↓

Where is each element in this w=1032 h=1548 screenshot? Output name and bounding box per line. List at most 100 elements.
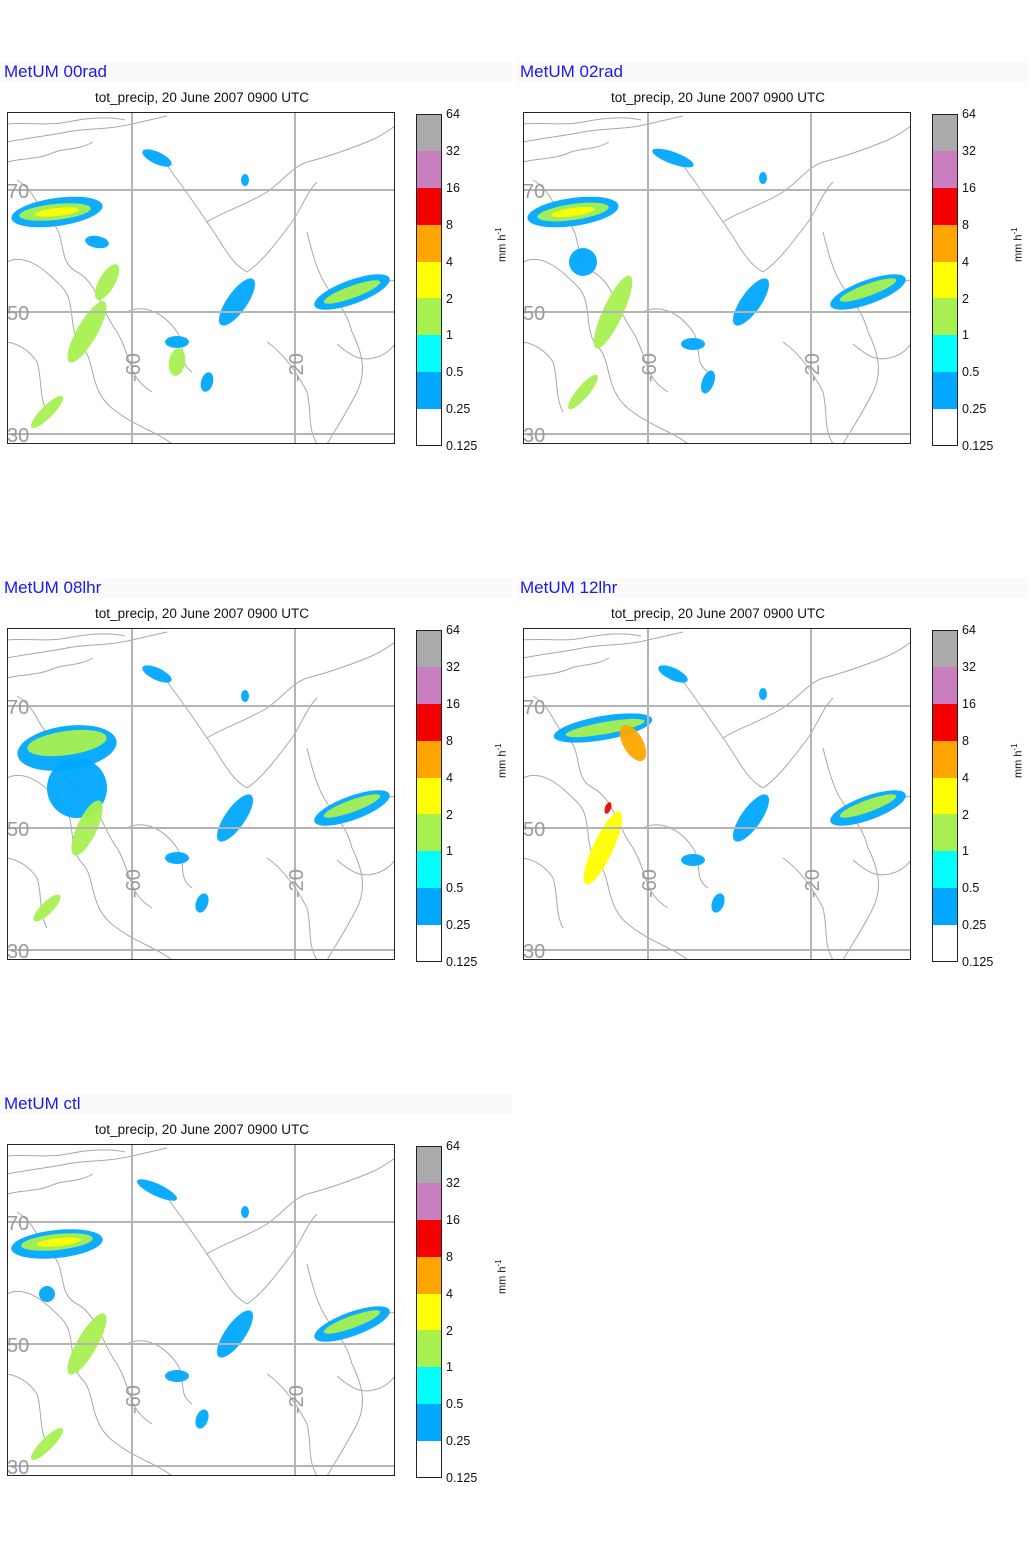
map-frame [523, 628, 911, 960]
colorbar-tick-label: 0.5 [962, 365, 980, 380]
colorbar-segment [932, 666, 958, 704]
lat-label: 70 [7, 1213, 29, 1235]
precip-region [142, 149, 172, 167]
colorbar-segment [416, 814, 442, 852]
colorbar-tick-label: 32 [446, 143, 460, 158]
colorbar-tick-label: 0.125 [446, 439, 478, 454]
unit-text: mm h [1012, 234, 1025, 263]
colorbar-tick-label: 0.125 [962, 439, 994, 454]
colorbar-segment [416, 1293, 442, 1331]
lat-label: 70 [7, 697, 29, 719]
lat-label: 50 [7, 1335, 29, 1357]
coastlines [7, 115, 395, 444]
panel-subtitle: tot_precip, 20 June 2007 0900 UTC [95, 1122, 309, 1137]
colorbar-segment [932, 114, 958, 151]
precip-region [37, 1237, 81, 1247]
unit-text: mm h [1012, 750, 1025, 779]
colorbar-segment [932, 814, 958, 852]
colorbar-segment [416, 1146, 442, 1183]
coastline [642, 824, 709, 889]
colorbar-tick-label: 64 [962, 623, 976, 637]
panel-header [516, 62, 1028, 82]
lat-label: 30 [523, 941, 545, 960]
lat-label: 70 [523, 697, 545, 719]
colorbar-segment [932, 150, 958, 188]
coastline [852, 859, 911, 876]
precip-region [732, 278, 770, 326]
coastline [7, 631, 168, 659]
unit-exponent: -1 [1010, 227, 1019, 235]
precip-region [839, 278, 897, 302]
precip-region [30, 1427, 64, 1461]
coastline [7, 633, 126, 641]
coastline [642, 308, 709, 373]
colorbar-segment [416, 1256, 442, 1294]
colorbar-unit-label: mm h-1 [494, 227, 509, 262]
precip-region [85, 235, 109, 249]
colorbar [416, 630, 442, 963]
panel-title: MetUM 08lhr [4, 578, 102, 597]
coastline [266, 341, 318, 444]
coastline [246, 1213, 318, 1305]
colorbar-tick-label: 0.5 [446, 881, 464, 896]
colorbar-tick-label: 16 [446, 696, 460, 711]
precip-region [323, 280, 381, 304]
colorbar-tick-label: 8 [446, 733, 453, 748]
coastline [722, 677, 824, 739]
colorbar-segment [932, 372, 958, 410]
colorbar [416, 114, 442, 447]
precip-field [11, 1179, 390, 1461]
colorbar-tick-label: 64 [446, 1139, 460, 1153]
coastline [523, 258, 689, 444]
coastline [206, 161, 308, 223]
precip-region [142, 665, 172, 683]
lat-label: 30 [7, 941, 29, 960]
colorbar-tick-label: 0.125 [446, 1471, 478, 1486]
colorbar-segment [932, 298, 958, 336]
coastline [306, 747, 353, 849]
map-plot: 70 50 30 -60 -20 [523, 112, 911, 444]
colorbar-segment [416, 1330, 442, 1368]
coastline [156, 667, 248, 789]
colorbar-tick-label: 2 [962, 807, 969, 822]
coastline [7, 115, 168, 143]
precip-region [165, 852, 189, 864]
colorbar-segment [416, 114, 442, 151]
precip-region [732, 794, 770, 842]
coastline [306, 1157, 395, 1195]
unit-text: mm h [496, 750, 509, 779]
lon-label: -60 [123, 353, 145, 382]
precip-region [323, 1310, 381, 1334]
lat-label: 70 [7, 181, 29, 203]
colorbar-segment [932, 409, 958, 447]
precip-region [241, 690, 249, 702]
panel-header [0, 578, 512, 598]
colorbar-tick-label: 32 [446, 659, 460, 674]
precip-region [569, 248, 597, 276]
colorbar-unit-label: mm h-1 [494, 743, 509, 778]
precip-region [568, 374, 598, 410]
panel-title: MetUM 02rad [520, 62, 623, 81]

↑

> [GOAL]:
Repeat every line of the records above word for word, but leave out the pictures.

> [SOLUTION]:
Where is each element in this w=1032 h=1548 screenshot? Output name and bounding box per line. List at most 100 elements.
map-frame [523, 628, 911, 960]
colorbar-tick-label: 0.5 [962, 365, 980, 380]
colorbar-segment [932, 666, 958, 704]
lat-label: 70 [7, 1213, 29, 1235]
precip-region [142, 149, 172, 167]
colorbar-segment [416, 814, 442, 852]
colorbar-tick-label: 32 [446, 143, 460, 158]
colorbar-tick-label: 0.125 [446, 439, 478, 454]
unit-text: mm h [1012, 234, 1025, 263]
colorbar-tick-label: 0.125 [962, 439, 994, 454]
colorbar-segment [416, 1293, 442, 1331]
lat-label: 70 [7, 697, 29, 719]
lat-label: 50 [7, 1335, 29, 1357]
coastlines [7, 115, 395, 444]
panel-subtitle: tot_precip, 20 June 2007 0900 UTC [95, 1122, 309, 1137]
colorbar-segment [932, 114, 958, 151]
precip-region [37, 1237, 81, 1247]
unit-text: mm h [1012, 750, 1025, 779]
colorbar-segment [932, 814, 958, 852]
colorbar-segment [416, 1146, 442, 1183]
coastline [642, 824, 709, 889]
colorbar-tick-label: 64 [962, 623, 976, 637]
panel-header [516, 62, 1028, 82]
lat-label: 30 [523, 941, 545, 960]
lat-label: 70 [523, 697, 545, 719]
colorbar-segment [932, 150, 958, 188]
coastline [852, 859, 911, 876]
precip-region [732, 278, 770, 326]
coastline [7, 631, 168, 659]
unit-exponent: -1 [1010, 227, 1019, 235]
precip-region [839, 278, 897, 302]
precip-region [30, 1427, 64, 1461]
coastline [7, 633, 126, 641]
coastline [642, 308, 709, 373]
colorbar-segment [416, 1256, 442, 1294]
colorbar-unit-label: mm h-1 [494, 227, 509, 262]
precip-region [85, 235, 109, 249]
colorbar [416, 630, 442, 963]
panel-title: MetUM 08lhr [4, 578, 102, 597]
coastline [266, 341, 318, 444]
coastline [246, 1213, 318, 1305]
colorbar-tick-label: 0.5 [446, 881, 464, 896]
colorbar-tick-label: 16 [446, 696, 460, 711]
precip-region [323, 280, 381, 304]
colorbar-tick-label: 8 [446, 733, 453, 748]
coastline [722, 677, 824, 739]
colorbar-segment [932, 372, 958, 410]
colorbar [416, 114, 442, 447]
precip-field [11, 1179, 390, 1461]
colorbar-tick-label: 64 [446, 1139, 460, 1153]
coastline [523, 258, 689, 444]
coastline [206, 161, 308, 223]
precip-region [142, 665, 172, 683]
lat-label: 30 [7, 941, 29, 960]
colorbar-tick-label: 0.125 [446, 1471, 478, 1486]
colorbar-segment [932, 298, 958, 336]
coastline [306, 747, 353, 849]
map-plot: 70 50 30 -60 -20 [523, 112, 911, 444]
colorbar-segment [416, 1330, 442, 1368]
coastline [156, 667, 248, 789]
colorbar-tick-label: 2 [962, 807, 969, 822]
coastline [7, 115, 168, 143]
precip-region [165, 852, 189, 864]
colorbar-segment [416, 114, 442, 151]
precip-region [732, 794, 770, 842]
coastline [306, 1157, 395, 1195]
unit-text: mm h [496, 750, 509, 779]
lon-label: -60 [123, 353, 145, 382]
precip-region [323, 1310, 381, 1334]
lat-label: 70 [7, 181, 29, 203]
colorbar-segment [932, 409, 958, 447]
precip-region [241, 690, 249, 702]
panel-header [0, 578, 512, 598]
colorbar-tick-label: 32 [446, 659, 460, 674]
precip-region [569, 248, 597, 276]
colorbar-unit-label: mm h-1 [494, 743, 509, 778]
precip-region [568, 374, 598, 410]
panel-title: MetUM 02rad [520, 62, 623, 81]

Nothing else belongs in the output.